Somebody’s Gotta Stand Up for Deerfield Beach. I Guess That’s Me.

469
0

Let me tell you a story about what happens when you squeeze.

Years ago, I was in the middle of exposing Steve Gonot. You remember Steve — the guy who eventually spent 365 days behind bars in Broward County. During that campaign, his public campaign manager, Brad Chalker — a community service aide for Coconut Creek — decided it would be a good idea to access my records and my mother’s records through Florida’s DAVID system. Then he made a comment about it. Made himself real comfortable with information he had no business touching.

I filed a complaint with Coconut Creek. Chalker was fired. Not directly because of the records pull — but because when you start pulling on threads (in Brad’s case, setting up three ways and porn), other threads unravel. Turns out he was running setups and doing all manner of things (hello YouPorn!) on the city’s dime. That’s what happens when you squeeze. You never know what falls out.

§ **Data segment**
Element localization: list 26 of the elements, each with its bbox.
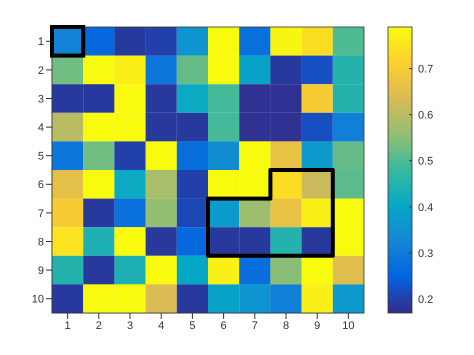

§ **Written request**
Reproduce the Deerfield Beach post word for word, from its title through its last line.

§ **Written answer**
Somebody’s Gotta Stand Up for Deerfield Beach. I Guess That’s Me.

469
0

Let me tell you a story about what happens when you squeeze.

Years ago, I was in the middle of exposing Steve Gonot. You remember Steve — the guy who eventually spent 365 days behind bars in Broward County. During that campaign, his public campaign manager, Brad Chalker — a community service aide for Coconut Creek — decided it would be a good idea to access my records and my mother’s records through Florida’s DAVID system. Then he made a comment about it. Made himself real comfortable with information he had no business touching.

I filed a complaint with Coconut Creek. Chalker was fired. Not directly because of the records pull — but because when you start pulling on threads (in Brad’s case, setting up three ways and porn), other threads unravel. Turns out he was running setups and doing all manner of things (hello YouPorn!) on the city’s dime. That’s what happens when you squeeze. You never know what falls out.